WHAT YOU SHOULD DO –
Search the listing below for the string "MISSOURI" and copy every line where it occurs.

RECORDS PROVIDED –
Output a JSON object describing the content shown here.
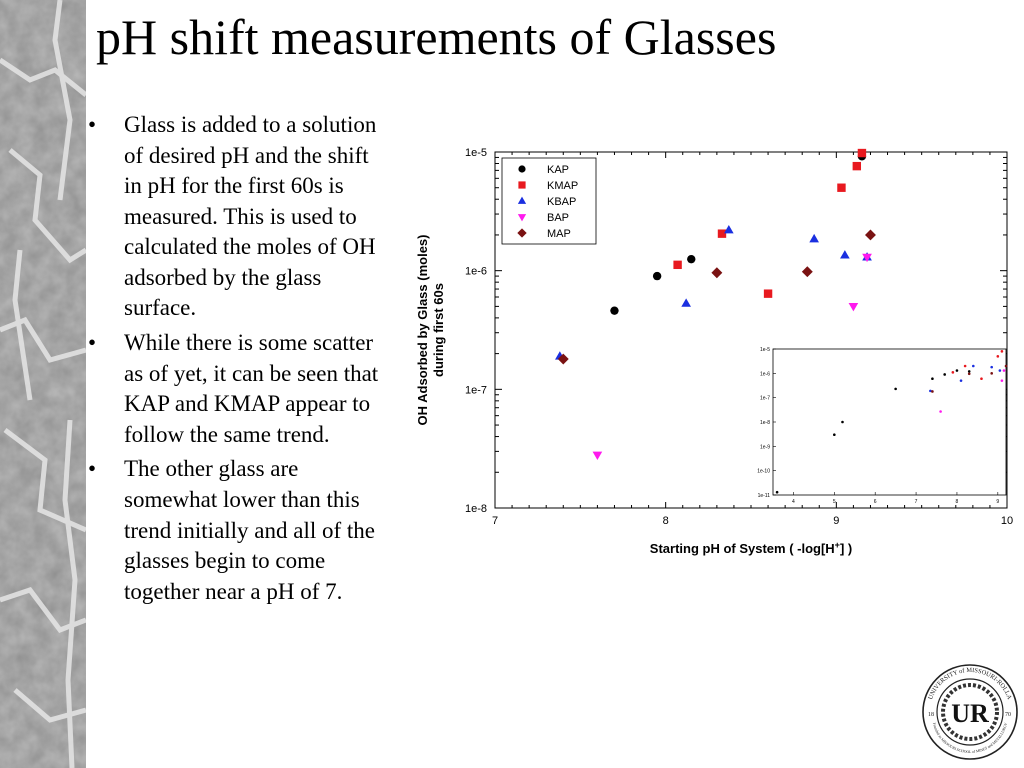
{
  "slide": {
    "title": "pH shift measurements of Glasses",
    "bullet_char": "•",
    "bullets": [
      "Glass is added to a solution of desired pH and the shift in pH for the first 60s is measured.  This is used to calculated the moles of OH adsorbed by the glass surface.",
      "While there is some scatter as of yet, it can be seen that KAP and KMAP appear to follow the same trend.",
      "The other glass are somewhat lower than this trend initially and all of the glasses begin to come together near a pH of 7."
    ]
  },
  "colors": {
    "kap": "#000000",
    "kmap": "#e8191f",
    "kbap": "#1a2fe0",
    "bap": "#ff19ee",
    "map": "#7a1212",
    "texture": "#8a8a8a"
  },
  "chart_data": [
    {
      "type": "scatter",
      "xlabel": "Starting pH of System ( -log[H+] )",
      "xlabel_parts": {
        "before": "Starting pH of System ( -log[H",
        "sup": "+",
        "after": "] )"
      },
      "ylabel_line1": "OH Adsorbed by Glass (moles)",
      "ylabel_line2": "during first 60s",
      "xlim": [
        7,
        10
      ],
      "ylim": [
        1e-08,
        1e-05
      ],
      "yscale": "log",
      "xticks": [
        "7",
        "8",
        "9",
        "10"
      ],
      "yticks": [
        "1e-8",
        "1e-7",
        "1e-6",
        "1e-5"
      ],
      "legend_position": "top-left",
      "series": [
        {
          "name": "KAP",
          "marker": "circle",
          "color": "#000000",
          "points": [
            [
              7.7,
              4.6e-07
            ],
            [
              7.95,
              9e-07
            ],
            [
              8.15,
              1.25e-06
            ],
            [
              9.15,
              9.2e-06
            ]
          ]
        },
        {
          "name": "KMAP",
          "marker": "square",
          "color": "#e8191f",
          "points": [
            [
              8.07,
              1.12e-06
            ],
            [
              8.33,
              2.05e-06
            ],
            [
              8.6,
              6.4e-07
            ],
            [
              9.03,
              5e-06
            ],
            [
              9.12,
              7.6e-06
            ],
            [
              9.15,
              9.8e-06
            ]
          ]
        },
        {
          "name": "KBAP",
          "marker": "triangle-up",
          "color": "#1a2fe0",
          "points": [
            [
              7.38,
              1.9e-07
            ],
            [
              8.12,
              5.3e-07
            ],
            [
              8.37,
              2.2e-06
            ],
            [
              8.87,
              1.85e-06
            ],
            [
              9.05,
              1.35e-06
            ],
            [
              9.18,
              1.3e-06
            ]
          ]
        },
        {
          "name": "BAP",
          "marker": "triangle-down",
          "color": "#ff19ee",
          "points": [
            [
              7.6,
              2.8e-08
            ],
            [
              9.1,
              5e-07
            ],
            [
              9.18,
              1.3e-06
            ]
          ]
        },
        {
          "name": "MAP",
          "marker": "diamond",
          "color": "#7a1212",
          "points": [
            [
              7.4,
              1.8e-07
            ],
            [
              8.3,
              9.6e-07
            ],
            [
              8.83,
              9.8e-07
            ],
            [
              9.2,
              2e-06
            ]
          ]
        }
      ]
    },
    {
      "type": "scatter",
      "inset": true,
      "xlim": [
        3.5,
        9.2
      ],
      "ylim": [
        1e-11,
        1e-05
      ],
      "yscale": "log",
      "xticks": [
        "4",
        "5",
        "6",
        "7",
        "8",
        "9"
      ],
      "yticks": [
        "1e-11",
        "1e-10",
        "1e-9",
        "1e-8",
        "1e-7",
        "1e-6",
        "1e-5"
      ],
      "series": [
        {
          "name": "KAP",
          "color": "#000000",
          "points": [
            [
              3.6,
              1.3e-11
            ],
            [
              5.0,
              3e-09
            ],
            [
              5.2,
              1e-08
            ],
            [
              6.5,
              2.3e-07
            ],
            [
              7.4,
              6e-07
            ],
            [
              7.7,
              9e-07
            ],
            [
              8.0,
              1.3e-06
            ],
            [
              8.3,
              1.2e-06
            ]
          ]
        },
        {
          "name": "KMAP",
          "color": "#e8191f",
          "points": [
            [
              7.9,
              1.1e-06
            ],
            [
              8.2,
              2e-06
            ],
            [
              8.6,
              6e-07
            ],
            [
              9.0,
              5e-06
            ],
            [
              9.1,
              8e-06
            ],
            [
              9.15,
              1.1e-05
            ]
          ]
        },
        {
          "name": "KBAP",
          "color": "#1a2fe0",
          "points": [
            [
              7.35,
              1.9e-07
            ],
            [
              8.1,
              5e-07
            ],
            [
              8.4,
              2e-06
            ],
            [
              8.85,
              1.8e-06
            ],
            [
              9.05,
              1.3e-06
            ]
          ]
        },
        {
          "name": "BAP",
          "color": "#ff19ee",
          "points": [
            [
              7.6,
              2.7e-08
            ],
            [
              9.1,
              5e-07
            ],
            [
              9.15,
              1.3e-06
            ]
          ]
        },
        {
          "name": "MAP",
          "color": "#7a1212",
          "points": [
            [
              7.4,
              1.8e-07
            ],
            [
              8.3,
              9.6e-07
            ],
            [
              8.85,
              1e-06
            ],
            [
              9.2,
              2e-06
            ]
          ]
        }
      ]
    }
  ],
  "logo": {
    "ring_top": "UNIVERSITY of MISSOURI-ROLLA",
    "ring_bottom": "Founded as MISSOURI SCHOOL of MINES and METALLURGY",
    "year_left": "18",
    "year_right": "70",
    "monogram": "UR"
  }
}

EXERCISE SOLUTION –
    "ring_top": "UNIVERSITY of MISSOURI-ROLLA",
    "ring_bottom": "Founded as MISSOURI SCHOOL of MINES and METALLURGY",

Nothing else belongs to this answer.